• _Written tasks_
1. According to the Negro League anniversary text, on what date was the Negro National Baseball League formed?
2. Please rewrite the paragraph of the Negro League anniversary text that begins "On February 13, 1920" as a short bulleted list that keeps its main facts.

• _Excerpted text_
"""

Separate and Unequaled: Celebrating the 100th Anniversary of the Negro League.
After the end of the Civil War in 1865 and during the Reconstruction period that followed, organized regional teams of African American and Latino baseball players formed in Eastern and Mid-Atlantic states. Philadelphian Octavius Catto applied on their behalf for membership in the National Association of Baseball Players. The association voted to exclude any club with a black player. Despite their rejection, the teams continued to develop their own regional leagues. These games drew large crowds across the United States.
On February 13, 1920, former baseball player and manager Andrew “Rube” Foster gathered eight other independent African American team owners to form the official Negro National Baseball League. Rival leagues then formed in Eastern and Southern states. This brought teams to major urban centers and rural towns in the U.S., Canada, and Latin America. The leagues set a high level of professional skill and became centerpieces for economic development in many black communities, including here in Harrisburg.

"""

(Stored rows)
"""

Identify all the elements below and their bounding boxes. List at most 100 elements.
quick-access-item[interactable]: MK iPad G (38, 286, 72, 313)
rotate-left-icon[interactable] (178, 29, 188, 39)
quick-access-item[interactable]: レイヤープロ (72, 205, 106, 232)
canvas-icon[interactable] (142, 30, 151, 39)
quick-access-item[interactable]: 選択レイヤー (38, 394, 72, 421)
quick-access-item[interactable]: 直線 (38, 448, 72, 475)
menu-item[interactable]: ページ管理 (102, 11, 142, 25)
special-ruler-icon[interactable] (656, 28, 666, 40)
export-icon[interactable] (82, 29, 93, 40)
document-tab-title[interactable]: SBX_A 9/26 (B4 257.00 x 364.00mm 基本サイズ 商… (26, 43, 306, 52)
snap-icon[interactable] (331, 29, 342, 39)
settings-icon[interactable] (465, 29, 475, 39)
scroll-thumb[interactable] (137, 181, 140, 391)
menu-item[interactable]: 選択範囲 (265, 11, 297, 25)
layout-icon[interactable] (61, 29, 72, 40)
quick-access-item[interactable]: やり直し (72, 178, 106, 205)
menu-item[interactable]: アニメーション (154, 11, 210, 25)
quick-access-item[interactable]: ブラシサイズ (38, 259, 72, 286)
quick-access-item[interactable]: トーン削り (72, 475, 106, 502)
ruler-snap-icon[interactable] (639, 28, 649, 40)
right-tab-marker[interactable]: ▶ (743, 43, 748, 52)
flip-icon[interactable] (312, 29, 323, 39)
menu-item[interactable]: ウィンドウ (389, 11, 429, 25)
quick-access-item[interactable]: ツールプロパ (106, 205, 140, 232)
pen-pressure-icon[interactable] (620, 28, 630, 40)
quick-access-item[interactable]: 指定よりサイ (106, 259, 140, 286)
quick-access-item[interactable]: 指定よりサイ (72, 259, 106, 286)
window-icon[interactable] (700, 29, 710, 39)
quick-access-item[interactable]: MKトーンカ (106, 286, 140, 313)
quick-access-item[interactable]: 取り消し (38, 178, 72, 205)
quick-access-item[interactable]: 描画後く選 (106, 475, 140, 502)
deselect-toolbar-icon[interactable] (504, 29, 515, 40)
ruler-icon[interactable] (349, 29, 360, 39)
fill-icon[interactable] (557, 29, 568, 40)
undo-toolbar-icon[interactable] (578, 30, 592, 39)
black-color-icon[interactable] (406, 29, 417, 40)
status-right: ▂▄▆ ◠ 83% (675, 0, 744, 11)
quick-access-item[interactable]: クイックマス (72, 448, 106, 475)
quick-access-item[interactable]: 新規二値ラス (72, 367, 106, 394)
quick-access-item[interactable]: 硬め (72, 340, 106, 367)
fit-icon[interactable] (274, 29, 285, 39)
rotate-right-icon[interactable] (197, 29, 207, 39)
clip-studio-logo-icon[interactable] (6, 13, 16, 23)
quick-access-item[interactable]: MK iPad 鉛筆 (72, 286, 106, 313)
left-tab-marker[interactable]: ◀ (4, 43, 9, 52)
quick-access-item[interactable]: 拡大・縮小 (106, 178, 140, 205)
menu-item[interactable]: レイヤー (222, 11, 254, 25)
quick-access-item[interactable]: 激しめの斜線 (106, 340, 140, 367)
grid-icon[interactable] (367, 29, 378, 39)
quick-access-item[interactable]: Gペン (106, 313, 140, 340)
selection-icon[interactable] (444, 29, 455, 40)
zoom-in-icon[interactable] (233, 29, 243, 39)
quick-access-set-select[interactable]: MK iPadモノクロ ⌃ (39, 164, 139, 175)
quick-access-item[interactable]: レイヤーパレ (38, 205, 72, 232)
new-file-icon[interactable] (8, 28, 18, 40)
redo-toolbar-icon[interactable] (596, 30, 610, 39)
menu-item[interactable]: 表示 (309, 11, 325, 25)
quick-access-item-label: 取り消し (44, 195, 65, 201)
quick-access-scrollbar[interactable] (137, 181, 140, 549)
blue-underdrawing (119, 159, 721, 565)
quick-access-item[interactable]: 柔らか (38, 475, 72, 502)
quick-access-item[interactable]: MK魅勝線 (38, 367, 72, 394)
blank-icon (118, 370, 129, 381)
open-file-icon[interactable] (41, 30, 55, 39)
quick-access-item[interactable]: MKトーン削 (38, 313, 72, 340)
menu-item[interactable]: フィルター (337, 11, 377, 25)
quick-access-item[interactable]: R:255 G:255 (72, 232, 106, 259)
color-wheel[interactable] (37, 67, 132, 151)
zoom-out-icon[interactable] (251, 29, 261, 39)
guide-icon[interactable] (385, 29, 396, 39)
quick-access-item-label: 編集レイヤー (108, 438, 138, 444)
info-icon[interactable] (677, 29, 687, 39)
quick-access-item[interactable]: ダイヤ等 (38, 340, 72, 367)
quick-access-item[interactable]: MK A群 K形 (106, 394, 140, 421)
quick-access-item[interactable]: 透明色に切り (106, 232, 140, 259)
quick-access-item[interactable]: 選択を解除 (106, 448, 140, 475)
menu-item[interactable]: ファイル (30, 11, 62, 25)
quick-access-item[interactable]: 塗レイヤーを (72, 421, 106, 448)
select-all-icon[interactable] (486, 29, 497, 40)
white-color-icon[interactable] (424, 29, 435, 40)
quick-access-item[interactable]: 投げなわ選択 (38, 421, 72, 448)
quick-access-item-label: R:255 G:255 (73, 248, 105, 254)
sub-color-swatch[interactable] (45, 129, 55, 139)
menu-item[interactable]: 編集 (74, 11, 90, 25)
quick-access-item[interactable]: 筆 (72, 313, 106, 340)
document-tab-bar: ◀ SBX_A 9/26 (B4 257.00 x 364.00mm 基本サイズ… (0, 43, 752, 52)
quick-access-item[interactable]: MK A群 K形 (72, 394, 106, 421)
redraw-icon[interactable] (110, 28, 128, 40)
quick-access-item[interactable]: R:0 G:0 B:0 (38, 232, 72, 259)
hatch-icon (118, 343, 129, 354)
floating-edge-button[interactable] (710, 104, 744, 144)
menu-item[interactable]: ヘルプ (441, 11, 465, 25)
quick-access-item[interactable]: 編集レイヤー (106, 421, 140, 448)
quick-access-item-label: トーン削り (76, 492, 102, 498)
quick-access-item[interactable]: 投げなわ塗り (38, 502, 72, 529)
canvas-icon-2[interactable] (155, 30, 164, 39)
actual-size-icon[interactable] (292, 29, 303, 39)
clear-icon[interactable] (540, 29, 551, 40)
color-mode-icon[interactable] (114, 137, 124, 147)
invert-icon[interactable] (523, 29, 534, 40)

"""

• _Outputs by task_
1. February 13, 1920

2.
- On February 13, 1920, Andrew "Rube" Foster, a former player and manager, and eight other independent African American team owners formed the official Negro National Baseball League.
- Rival leagues followed in Eastern and Southern states.
- The teams played in major cities and rural towns in the U.S., Canada, and Latin America.
- The leagues reached a high level of professional skill.
- They became centers of economic development in many black communities, including Harrisburg.